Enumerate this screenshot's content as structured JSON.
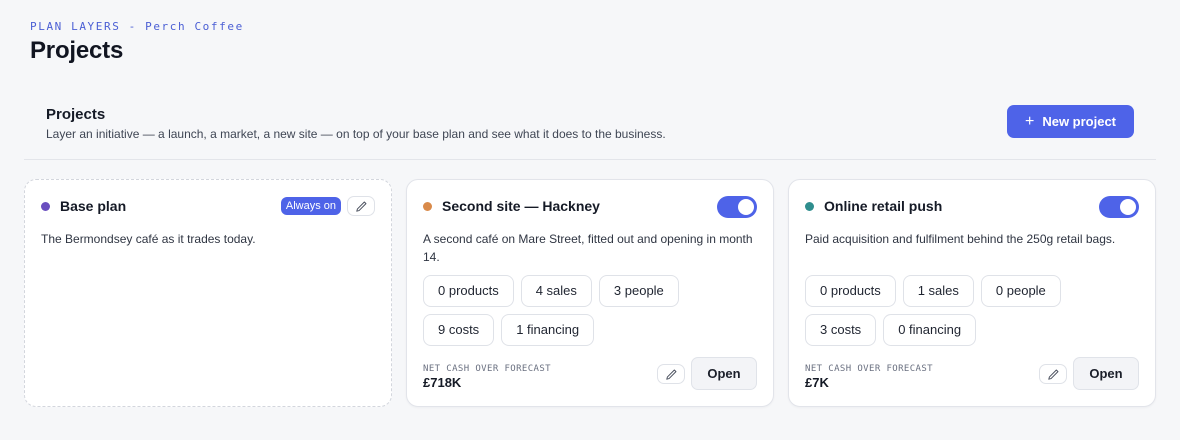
{
  "header": {
    "eyebrow": "PLAN LAYERS - Perch Coffee",
    "title": "Projects"
  },
  "section": {
    "title": "Projects",
    "subtitle": "Layer an initiative — a launch, a market, a new site — on top of your base plan and see what it does to the business.",
    "new_button_icon": "plus-icon",
    "new_button_label": "New project"
  },
  "colors": {
    "accent": "#4e63e8",
    "base_dot": "#6a4fbf",
    "hackney_dot": "#d98a4a",
    "online_dot": "#2f8e8e"
  },
  "base_plan": {
    "title": "Base plan",
    "badge": "Always on",
    "edit_icon": "pencil-icon",
    "description": "The Bermondsey café as it trades today."
  },
  "projects": [
    {
      "title": "Second site — Hackney",
      "enabled": true,
      "description": "A second café on Mare Street, fitted out and opening in month 14.",
      "chips": [
        "0 products",
        "4 sales",
        "3 people",
        "9 costs",
        "1 financing"
      ],
      "metric_label": "NET CASH OVER FORECAST",
      "metric_value": "£718K",
      "edit_icon": "pencil-icon",
      "open_label": "Open"
    },
    {
      "title": "Online retail push",
      "enabled": true,
      "description": "Paid acquisition and fulfilment behind the 250g retail bags.",
      "chips": [
        "0 products",
        "1 sales",
        "0 people",
        "3 costs",
        "0 financing"
      ],
      "metric_label": "NET CASH OVER FORECAST",
      "metric_value": "£7K",
      "edit_icon": "pencil-icon",
      "open_label": "Open"
    }
  ]
}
----------------
§ **TASK STATEMENT**
Without the pictures, write out the whole listing above exactly as it appears.

§ **OUTPUT BELOW**
Enumerate this screenshot's content as structured JSON.
{
  "header": {
    "eyebrow": "PLAN LAYERS - Perch Coffee",
    "title": "Projects"
  },
  "section": {
    "title": "Projects",
    "subtitle": "Layer an initiative — a launch, a market, a new site — on top of your base plan and see what it does to the business.",
    "new_button_icon": "plus-icon",
    "new_button_label": "New project"
  },
  "colors": {
    "accent": "#4e63e8",
    "base_dot": "#6a4fbf",
    "hackney_dot": "#d98a4a",
    "online_dot": "#2f8e8e"
  },
  "base_plan": {
    "title": "Base plan",
    "badge": "Always on",
    "edit_icon": "pencil-icon",
    "description": "The Bermondsey café as it trades today."
  },
  "projects": [
    {
      "title": "Second site — Hackney",
      "enabled": true,
      "description": "A second café on Mare Street, fitted out and opening in month 14.",
      "chips": [
        "0 products",
        "4 sales",
        "3 people",
        "9 costs",
        "1 financing"
      ],
      "metric_label": "NET CASH OVER FORECAST",
      "metric_value": "£718K",
      "edit_icon": "pencil-icon",
      "open_label": "Open"
    },
    {
      "title": "Online retail push",
      "enabled": true,
      "description": "Paid acquisition and fulfilment behind the 250g retail bags.",
      "chips": [
        "0 products",
        "1 sales",
        "0 people",
        "3 costs",
        "0 financing"
      ],
      "metric_label": "NET CASH OVER FORECAST",
      "metric_value": "£7K",
      "edit_icon": "pencil-icon",
      "open_label": "Open"
    }
  ]
}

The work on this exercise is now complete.